┌────────

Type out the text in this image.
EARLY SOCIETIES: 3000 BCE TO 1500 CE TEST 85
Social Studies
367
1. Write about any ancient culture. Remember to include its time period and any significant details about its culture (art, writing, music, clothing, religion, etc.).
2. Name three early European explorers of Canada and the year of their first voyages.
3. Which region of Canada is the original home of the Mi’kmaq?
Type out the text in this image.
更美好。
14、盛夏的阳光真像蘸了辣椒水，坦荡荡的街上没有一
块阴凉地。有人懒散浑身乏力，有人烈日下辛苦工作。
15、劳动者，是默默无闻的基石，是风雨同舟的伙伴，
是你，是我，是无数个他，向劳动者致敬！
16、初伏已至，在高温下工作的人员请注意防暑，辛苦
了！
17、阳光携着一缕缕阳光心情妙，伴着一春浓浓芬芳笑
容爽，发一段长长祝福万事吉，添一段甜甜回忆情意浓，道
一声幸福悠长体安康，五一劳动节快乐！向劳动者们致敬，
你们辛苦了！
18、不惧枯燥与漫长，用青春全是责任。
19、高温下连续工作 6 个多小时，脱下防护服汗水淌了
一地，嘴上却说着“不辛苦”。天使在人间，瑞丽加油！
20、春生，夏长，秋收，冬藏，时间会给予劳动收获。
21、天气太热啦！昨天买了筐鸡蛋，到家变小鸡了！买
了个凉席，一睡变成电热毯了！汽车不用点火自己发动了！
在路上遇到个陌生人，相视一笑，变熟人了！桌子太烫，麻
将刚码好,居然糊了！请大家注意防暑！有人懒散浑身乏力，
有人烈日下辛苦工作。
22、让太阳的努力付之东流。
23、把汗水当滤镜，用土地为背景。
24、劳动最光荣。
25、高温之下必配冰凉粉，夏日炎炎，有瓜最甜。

└────────

→ **Exercise objective**: Return every record above exactly as it appears.

→ **Written response**:
Type out the text in this image.
EARLY SOCIETIES: 3000 BCE TO 1500 CE TEST 85
Social Studies
367
1. Write about any ancient culture. Remember to include its time period and any significant details about its culture (art, writing, music, clothing, religion, etc.).
2. Name three early European explorers of Canada and the year of their first voyages.
3. Which region of Canada is the original home of the Mi’kmaq?
Type out the text in this image.
更美好。
14、盛夏的阳光真像蘸了辣椒水，坦荡荡的街上没有一
块阴凉地。有人懒散浑身乏力，有人烈日下辛苦工作。
15、劳动者，是默默无闻的基石，是风雨同舟的伙伴，
是你，是我，是无数个他，向劳动者致敬！
16、初伏已至，在高温下工作的人员请注意防暑，辛苦
了！
17、阳光携着一缕缕阳光心情妙，伴着一春浓浓芬芳笑
容爽，发一段长长祝福万事吉，添一段甜甜回忆情意浓，道
一声幸福悠长体安康，五一劳动节快乐！向劳动者们致敬，
你们辛苦了！
18、不惧枯燥与漫长，用青春全是责任。
19、高温下连续工作 6 个多小时，脱下防护服汗水淌了
一地，嘴上却说着“不辛苦”。天使在人间，瑞丽加油！
20、春生，夏长，秋收，冬藏，时间会给予劳动收获。
21、天气太热啦！昨天买了筐鸡蛋，到家变小鸡了！买
了个凉席，一睡变成电热毯了！汽车不用点火自己发动了！
在路上遇到个陌生人，相视一笑，变熟人了！桌子太烫，麻
将刚码好,居然糊了！请大家注意防暑！有人懒散浑身乏力，
有人烈日下辛苦工作。
22、让太阳的努力付之东流。
23、把汗水当滤镜，用土地为背景。
24、劳动最光荣。
25、高温之下必配冰凉粉，夏日炎炎，有瓜最甜。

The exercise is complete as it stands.